# Task:
From the entries below, pull out each line where "father" appears.

[Saved data entries]
*****

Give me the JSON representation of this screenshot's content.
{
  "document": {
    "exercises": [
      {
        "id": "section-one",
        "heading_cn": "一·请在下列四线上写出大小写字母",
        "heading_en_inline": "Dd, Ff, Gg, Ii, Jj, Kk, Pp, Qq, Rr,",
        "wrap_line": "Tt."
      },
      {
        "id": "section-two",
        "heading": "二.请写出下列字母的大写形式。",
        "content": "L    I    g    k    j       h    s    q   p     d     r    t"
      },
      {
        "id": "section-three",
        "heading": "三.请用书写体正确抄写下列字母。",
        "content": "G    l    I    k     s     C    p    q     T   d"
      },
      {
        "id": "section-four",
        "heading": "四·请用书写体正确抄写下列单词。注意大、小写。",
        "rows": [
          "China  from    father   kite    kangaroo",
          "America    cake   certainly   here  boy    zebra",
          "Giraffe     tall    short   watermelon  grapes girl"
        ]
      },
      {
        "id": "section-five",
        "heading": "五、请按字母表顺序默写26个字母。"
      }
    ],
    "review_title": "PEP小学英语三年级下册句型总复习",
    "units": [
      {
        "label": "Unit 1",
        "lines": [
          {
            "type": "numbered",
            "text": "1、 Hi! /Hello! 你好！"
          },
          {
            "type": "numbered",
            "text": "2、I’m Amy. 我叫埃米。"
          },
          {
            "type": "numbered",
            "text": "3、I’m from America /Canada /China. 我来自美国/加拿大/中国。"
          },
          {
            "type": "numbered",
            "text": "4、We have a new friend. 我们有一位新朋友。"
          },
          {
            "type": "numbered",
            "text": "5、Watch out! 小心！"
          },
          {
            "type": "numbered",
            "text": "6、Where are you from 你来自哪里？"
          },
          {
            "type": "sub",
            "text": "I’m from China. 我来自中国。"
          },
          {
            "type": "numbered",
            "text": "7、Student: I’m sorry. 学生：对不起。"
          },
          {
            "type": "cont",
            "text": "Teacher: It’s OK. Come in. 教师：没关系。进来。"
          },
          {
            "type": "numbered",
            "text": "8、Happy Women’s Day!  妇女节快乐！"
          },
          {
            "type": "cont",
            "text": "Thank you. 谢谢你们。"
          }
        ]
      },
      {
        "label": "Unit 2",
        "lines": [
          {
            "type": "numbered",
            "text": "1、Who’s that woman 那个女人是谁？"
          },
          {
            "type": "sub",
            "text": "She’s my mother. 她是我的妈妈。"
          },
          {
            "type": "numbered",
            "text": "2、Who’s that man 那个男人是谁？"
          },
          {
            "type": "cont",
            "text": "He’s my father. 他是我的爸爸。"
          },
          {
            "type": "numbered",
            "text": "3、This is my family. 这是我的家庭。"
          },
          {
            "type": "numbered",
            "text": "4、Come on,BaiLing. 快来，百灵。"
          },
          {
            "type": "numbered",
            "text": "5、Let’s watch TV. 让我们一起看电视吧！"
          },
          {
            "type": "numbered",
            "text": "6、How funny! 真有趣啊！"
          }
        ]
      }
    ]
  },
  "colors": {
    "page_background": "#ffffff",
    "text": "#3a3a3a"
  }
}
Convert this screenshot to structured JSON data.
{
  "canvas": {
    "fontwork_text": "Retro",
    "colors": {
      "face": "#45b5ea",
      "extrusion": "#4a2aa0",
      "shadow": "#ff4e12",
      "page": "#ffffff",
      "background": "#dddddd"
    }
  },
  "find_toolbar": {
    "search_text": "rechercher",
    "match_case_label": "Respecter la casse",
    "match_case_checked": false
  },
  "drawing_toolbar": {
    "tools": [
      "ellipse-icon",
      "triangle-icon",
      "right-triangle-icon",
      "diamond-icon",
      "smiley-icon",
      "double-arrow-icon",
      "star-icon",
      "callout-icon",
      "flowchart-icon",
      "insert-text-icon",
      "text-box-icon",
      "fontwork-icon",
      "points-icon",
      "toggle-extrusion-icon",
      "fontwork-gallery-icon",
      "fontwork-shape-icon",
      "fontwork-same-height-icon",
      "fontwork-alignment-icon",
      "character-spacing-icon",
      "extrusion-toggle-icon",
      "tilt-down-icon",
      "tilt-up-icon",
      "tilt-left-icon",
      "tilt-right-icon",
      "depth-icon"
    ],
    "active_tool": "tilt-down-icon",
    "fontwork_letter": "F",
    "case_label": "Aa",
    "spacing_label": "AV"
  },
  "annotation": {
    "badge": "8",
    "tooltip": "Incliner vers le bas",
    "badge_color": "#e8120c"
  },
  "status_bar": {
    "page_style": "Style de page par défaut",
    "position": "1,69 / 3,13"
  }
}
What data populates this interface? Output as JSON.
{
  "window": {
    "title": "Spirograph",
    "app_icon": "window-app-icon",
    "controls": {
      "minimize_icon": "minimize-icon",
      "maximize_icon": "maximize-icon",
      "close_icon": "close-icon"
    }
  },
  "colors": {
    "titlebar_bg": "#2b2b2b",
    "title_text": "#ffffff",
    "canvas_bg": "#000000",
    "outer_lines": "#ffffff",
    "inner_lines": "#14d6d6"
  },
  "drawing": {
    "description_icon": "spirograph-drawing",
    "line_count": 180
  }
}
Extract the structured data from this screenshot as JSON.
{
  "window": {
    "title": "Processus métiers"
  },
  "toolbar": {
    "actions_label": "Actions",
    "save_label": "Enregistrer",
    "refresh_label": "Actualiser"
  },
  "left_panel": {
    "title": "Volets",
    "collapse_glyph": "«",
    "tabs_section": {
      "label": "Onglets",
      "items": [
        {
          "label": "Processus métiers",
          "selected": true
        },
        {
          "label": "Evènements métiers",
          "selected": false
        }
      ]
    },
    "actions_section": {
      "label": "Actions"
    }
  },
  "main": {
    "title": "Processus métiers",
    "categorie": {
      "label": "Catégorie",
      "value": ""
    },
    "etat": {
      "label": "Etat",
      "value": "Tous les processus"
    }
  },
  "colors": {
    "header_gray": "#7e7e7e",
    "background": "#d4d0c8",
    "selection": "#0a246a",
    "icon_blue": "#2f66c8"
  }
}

*****

# Exercise response:
          "China  from    father   kite    kangaroo",
            "text": "He’s my father. 他是我的爸爸。"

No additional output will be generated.